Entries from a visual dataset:
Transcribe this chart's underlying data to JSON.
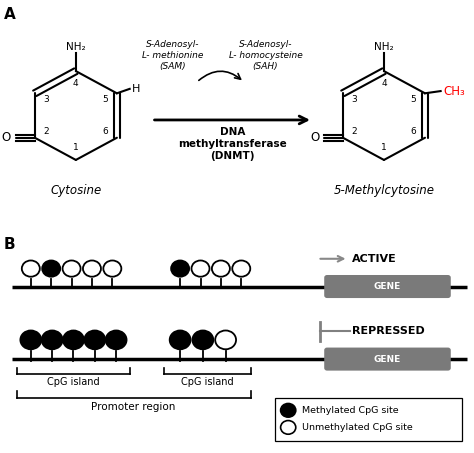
{
  "panel_a_label": "A",
  "panel_b_label": "B",
  "cytosine_label": "Cytosine",
  "methylcytosine_label": "5-Methylcytosine",
  "nh2_label": "NH₂",
  "h_label": "H",
  "ch3_label": "CH₃",
  "o_label": "O",
  "sam_label": "S-Adenosyl-\nL- methionine\n(SAM)",
  "sah_label": "S-Adenosyl-\nL- homocysteine\n(SAH)",
  "dnmt_label": "DNA\nmethyltransferase\n(DNMT)",
  "active_label": "ACTIVE",
  "repressed_label": "REPRESSED",
  "gene_label": "GENE",
  "cpg_island_label": "CpG island",
  "promoter_label": "Promoter region",
  "methylated_legend": "Methylated CpG site",
  "unmethylated_legend": "Unmethylated CpG site",
  "bg_color": "#ffffff",
  "ch3_color": "#ff0000",
  "gene_box_color": "#7a7a7a",
  "arrow_color": "#888888"
}
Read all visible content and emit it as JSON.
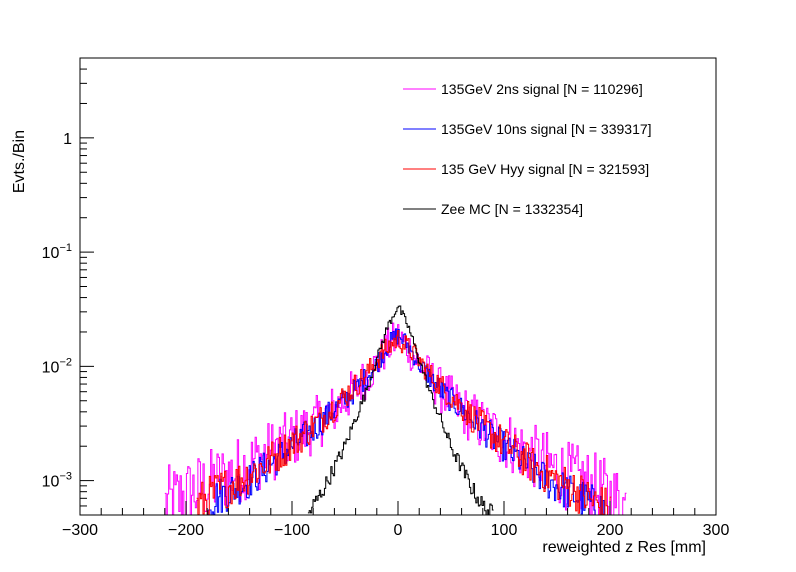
{
  "chart_data": {
    "type": "line",
    "style": "step-histogram",
    "title": "",
    "xlabel": "reweighted z Res [mm]",
    "ylabel": "Evts./Bin",
    "xlim": [
      -300,
      300
    ],
    "ylim": [
      0.0005,
      5.0
    ],
    "yscale": "log",
    "grid": false,
    "legend_position": "top-right",
    "x_ticks": [
      -300,
      -200,
      -100,
      0,
      100,
      200,
      300
    ],
    "y_tick_labels": [
      {
        "value": 0.001,
        "base": "10",
        "exp": "−3"
      },
      {
        "value": 0.01,
        "base": "10",
        "exp": "−2"
      },
      {
        "value": 0.1,
        "base": "10",
        "exp": "−1"
      },
      {
        "value": 1,
        "base": "1",
        "exp": ""
      }
    ],
    "series": [
      {
        "name": "135GeV 2ns signal [N = 110296]",
        "color": "#ff00ff",
        "x": [
          -220,
          -180,
          -160,
          -140,
          -120,
          -100,
          -80,
          -60,
          -40,
          -20,
          -10,
          0,
          10,
          20,
          40,
          60,
          80,
          100,
          120,
          140,
          160,
          180,
          200,
          215
        ],
        "values": [
          0.0006,
          0.0009,
          0.0011,
          0.0014,
          0.0018,
          0.0023,
          0.003,
          0.0042,
          0.0062,
          0.0105,
          0.0145,
          0.018,
          0.0145,
          0.0105,
          0.0062,
          0.0042,
          0.003,
          0.0023,
          0.0018,
          0.0014,
          0.0011,
          0.0009,
          0.0007,
          0.0006
        ],
        "noise": 0.35
      },
      {
        "name": "135GeV 10ns signal [N = 339317]",
        "color": "#0000ff",
        "x": [
          -180,
          -160,
          -140,
          -120,
          -100,
          -80,
          -60,
          -40,
          -20,
          -10,
          0,
          10,
          20,
          40,
          60,
          80,
          100,
          120,
          140,
          160,
          180,
          195
        ],
        "values": [
          0.00065,
          0.0008,
          0.001,
          0.0014,
          0.002,
          0.0028,
          0.0042,
          0.0062,
          0.0105,
          0.015,
          0.019,
          0.015,
          0.0105,
          0.0062,
          0.0042,
          0.0028,
          0.002,
          0.0014,
          0.001,
          0.0008,
          0.00065,
          0.00055
        ],
        "noise": 0.18
      },
      {
        "name": "135 GeV Hyy signal [N = 321593]",
        "color": "#ff0000",
        "x": [
          -190,
          -170,
          -150,
          -130,
          -110,
          -90,
          -70,
          -50,
          -30,
          -15,
          0,
          15,
          30,
          50,
          70,
          90,
          110,
          130,
          150,
          170,
          190,
          200
        ],
        "values": [
          0.0006,
          0.0008,
          0.001,
          0.0013,
          0.0018,
          0.0025,
          0.0036,
          0.0055,
          0.0085,
          0.013,
          0.0175,
          0.013,
          0.0085,
          0.0055,
          0.0036,
          0.0025,
          0.0018,
          0.0013,
          0.001,
          0.0008,
          0.0006,
          0.00055
        ],
        "noise": 0.2
      },
      {
        "name": "Zee MC [N = 1332354]",
        "color": "#000000",
        "x": [
          -85,
          -70,
          -60,
          -50,
          -40,
          -30,
          -20,
          -10,
          0,
          10,
          20,
          30,
          40,
          50,
          60,
          70,
          80,
          90
        ],
        "values": [
          0.0005,
          0.00085,
          0.0013,
          0.002,
          0.0035,
          0.006,
          0.0115,
          0.022,
          0.034,
          0.022,
          0.0115,
          0.006,
          0.0035,
          0.002,
          0.0013,
          0.00085,
          0.0006,
          0.0005
        ],
        "noise": 0.08
      }
    ]
  }
}
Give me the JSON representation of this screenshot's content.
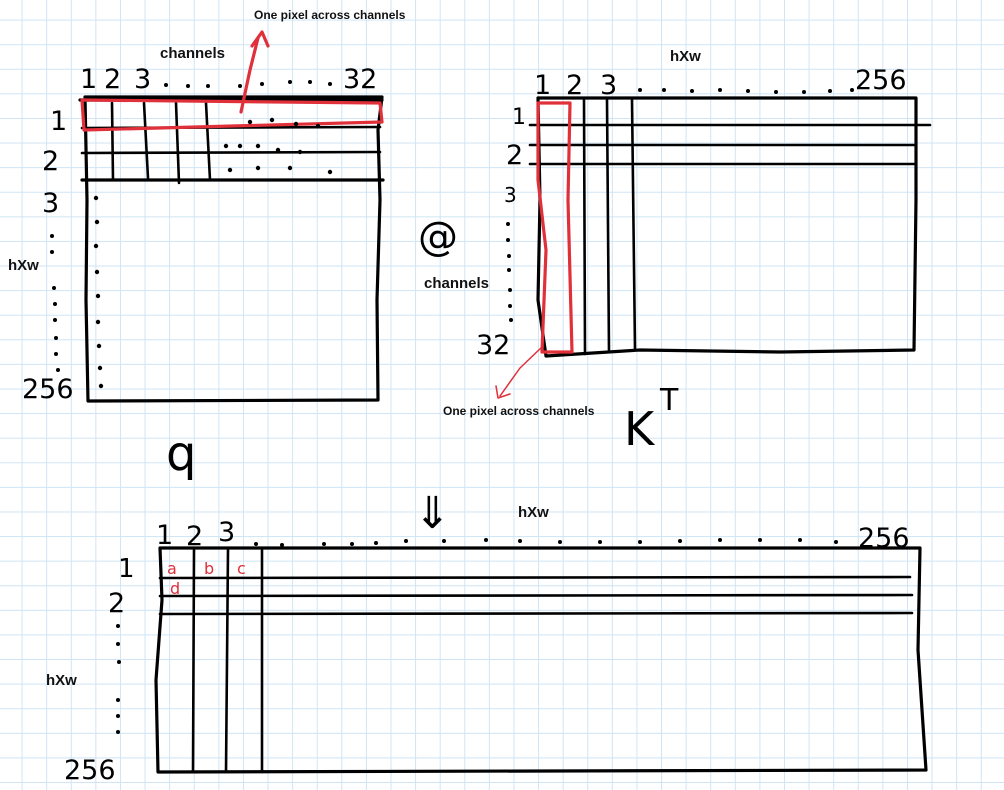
{
  "q": {
    "letter": "q",
    "top_label": "channels",
    "col_indices": [
      "1",
      "2",
      "3",
      "32"
    ],
    "side_label": "hXw",
    "row_indices": [
      "1",
      "2",
      "3",
      "256"
    ],
    "annotation": "One pixel across channels"
  },
  "operator": "@",
  "kt": {
    "letter": "K",
    "superscript": "T",
    "top_label": "hXw",
    "col_indices": [
      "1",
      "2",
      "3",
      "256"
    ],
    "side_label": "channels",
    "row_indices": [
      "1",
      "2",
      "3",
      "32"
    ],
    "annotation": "One pixel across channels"
  },
  "equals_symbol": "⇓",
  "result": {
    "top_label": "hXw",
    "col_indices": [
      "1",
      "2",
      "3",
      "256"
    ],
    "side_label": "hXw",
    "row_indices": [
      "1",
      "2",
      "256"
    ],
    "cells": [
      "a",
      "b",
      "c",
      "d"
    ]
  },
  "colors": {
    "ink": "#000000",
    "highlight": "#e0303a",
    "grid": "#cfe4f5"
  }
}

**What you will do**
Leaving out the pictures, repeat the data above exactly.

**Answer to this exercise**
Transcribe this chart's underlying data to JSON.
{
  "panel_a_label": "A",
  "panel_b_label": "B",
  "cytosine_label": "Cytosine",
  "methylcytosine_label": "5-Methylcytosine",
  "nh2_label": "NH₂",
  "h_label": "H",
  "ch3_label": "CH₃",
  "o_label": "O",
  "sam_label": "S-Adenosyl-\nL- methionine\n(SAM)",
  "sah_label": "S-Adenosyl-\nL- homocysteine\n(SAH)",
  "dnmt_label": "DNA\nmethyltransferase\n(DNMT)",
  "active_label": "ACTIVE",
  "repressed_label": "REPRESSED",
  "gene_label": "GENE",
  "cpg_island_label": "CpG island",
  "promoter_label": "Promoter region",
  "methylated_legend": "Methylated CpG site",
  "unmethylated_legend": "Unmethylated CpG site",
  "bg_color": "#ffffff",
  "ch3_color": "#ff0000",
  "gene_box_color": "#7a7a7a",
  "arrow_color": "#888888"
}
Read all visible content and emit it as JSON.
{
  "chart_data": {
    "type": "line",
    "style": "step-histogram",
    "title": "",
    "xlabel": "reweighted z Res [mm]",
    "ylabel": "Evts./Bin",
    "xlim": [
      -300,
      300
    ],
    "ylim": [
      0.0005,
      5.0
    ],
    "yscale": "log",
    "grid": false,
    "legend_position": "top-right",
    "x_ticks": [
      -300,
      -200,
      -100,
      0,
      100,
      200,
      300
    ],
    "y_tick_labels": [
      {
        "value": 0.001,
        "base": "10",
        "exp": "−3"
      },
      {
        "value": 0.01,
        "base": "10",
        "exp": "−2"
      },
      {
        "value": 0.1,
        "base": "10",
        "exp": "−1"
      },
      {
        "value": 1,
        "base": "1",
        "exp": ""
      }
    ],
    "series": [
      {
        "name": "135GeV 2ns signal [N = 110296]",
        "color": "#ff00ff",
        "x": [
          -220,
          -180,
          -160,
          -140,
          -120,
          -100,
          -80,
          -60,
          -40,
          -20,
          -10,
          0,
          10,
          20,
          40,
          60,
          80,
          100,
          120,
          140,
          160,
          180,
          200,
          215
        ],
        "values": [
          0.0006,
          0.0009,
          0.0011,
          0.0014,
          0.0018,
          0.0023,
          0.003,
          0.0042,
          0.0062,
          0.0105,
          0.0145,
          0.018,
          0.0145,
          0.0105,
          0.0062,
          0.0042,
          0.003,
          0.0023,
          0.0018,
          0.0014,
          0.0011,
          0.0009,
          0.0007,
          0.0006
        ],
        "noise": 0.35
      },
      {
        "name": "135GeV 10ns signal [N = 339317]",
        "color": "#0000ff",
        "x": [
          -180,
          -160,
          -140,
          -120,
          -100,
          -80,
          -60,
          -40,
          -20,
          -10,
          0,
          10,
          20,
          40,
          60,
          80,
          100,
          120,
          140,
          160,
          180,
          195
        ],
        "values": [
          0.00065,
          0.0008,
          0.001,
          0.0014,
          0.002,
          0.0028,
          0.0042,
          0.0062,
          0.0105,
          0.015,
          0.019,
          0.015,
          0.0105,
          0.0062,
          0.0042,
          0.0028,
          0.002,
          0.0014,
          0.001,
          0.0008,
          0.00065,
          0.00055
        ],
        "noise": 0.18
      },
      {
        "name": "135 GeV Hyy signal [N = 321593]",
        "color": "#ff0000",
        "x": [
          -190,
          -170,
          -150,
          -130,
          -110,
          -90,
          -70,
          -50,
          -30,
          -15,
          0,
          15,
          30,
          50,
          70,
          90,
          110,
          130,
          150,
          170,
          190,
          200
        ],
        "values": [
          0.0006,
          0.0008,
          0.001,
          0.0013,
          0.0018,
          0.0025,
          0.0036,
          0.0055,
          0.0085,
          0.013,
          0.0175,
          0.013,
          0.0085,
          0.0055,
          0.0036,
          0.0025,
          0.0018,
          0.0013,
          0.001,
          0.0008,
          0.0006,
          0.00055
        ],
        "noise": 0.2
      },
      {
        "name": "Zee MC [N = 1332354]",
        "color": "#000000",
        "x": [
          -85,
          -70,
          -60,
          -50,
          -40,
          -30,
          -20,
          -10,
          0,
          10,
          20,
          30,
          40,
          50,
          60,
          70,
          80,
          90
        ],
        "values": [
          0.0005,
          0.00085,
          0.0013,
          0.002,
          0.0035,
          0.006,
          0.0115,
          0.022,
          0.034,
          0.022,
          0.0115,
          0.006,
          0.0035,
          0.002,
          0.0013,
          0.00085,
          0.0006,
          0.0005
        ],
        "noise": 0.08
      }
    ]
  }
}
Give me the JSON representation of this screenshot's content.
{
  "q": {
    "letter": "q",
    "top_label": "channels",
    "col_indices": [
      "1",
      "2",
      "3",
      "32"
    ],
    "side_label": "hXw",
    "row_indices": [
      "1",
      "2",
      "3",
      "256"
    ],
    "annotation": "One pixel across channels"
  },
  "operator": "@",
  "kt": {
    "letter": "K",
    "superscript": "T",
    "top_label": "hXw",
    "col_indices": [
      "1",
      "2",
      "3",
      "256"
    ],
    "side_label": "channels",
    "row_indices": [
      "1",
      "2",
      "3",
      "32"
    ],
    "annotation": "One pixel across channels"
  },
  "equals_symbol": "⇓",
  "result": {
    "top_label": "hXw",
    "col_indices": [
      "1",
      "2",
      "3",
      "256"
    ],
    "side_label": "hXw",
    "row_indices": [
      "1",
      "2",
      "256"
    ],
    "cells": [
      "a",
      "b",
      "c",
      "d"
    ]
  },
  "colors": {
    "ink": "#000000",
    "highlight": "#e0303a",
    "grid": "#cfe4f5"
  }
}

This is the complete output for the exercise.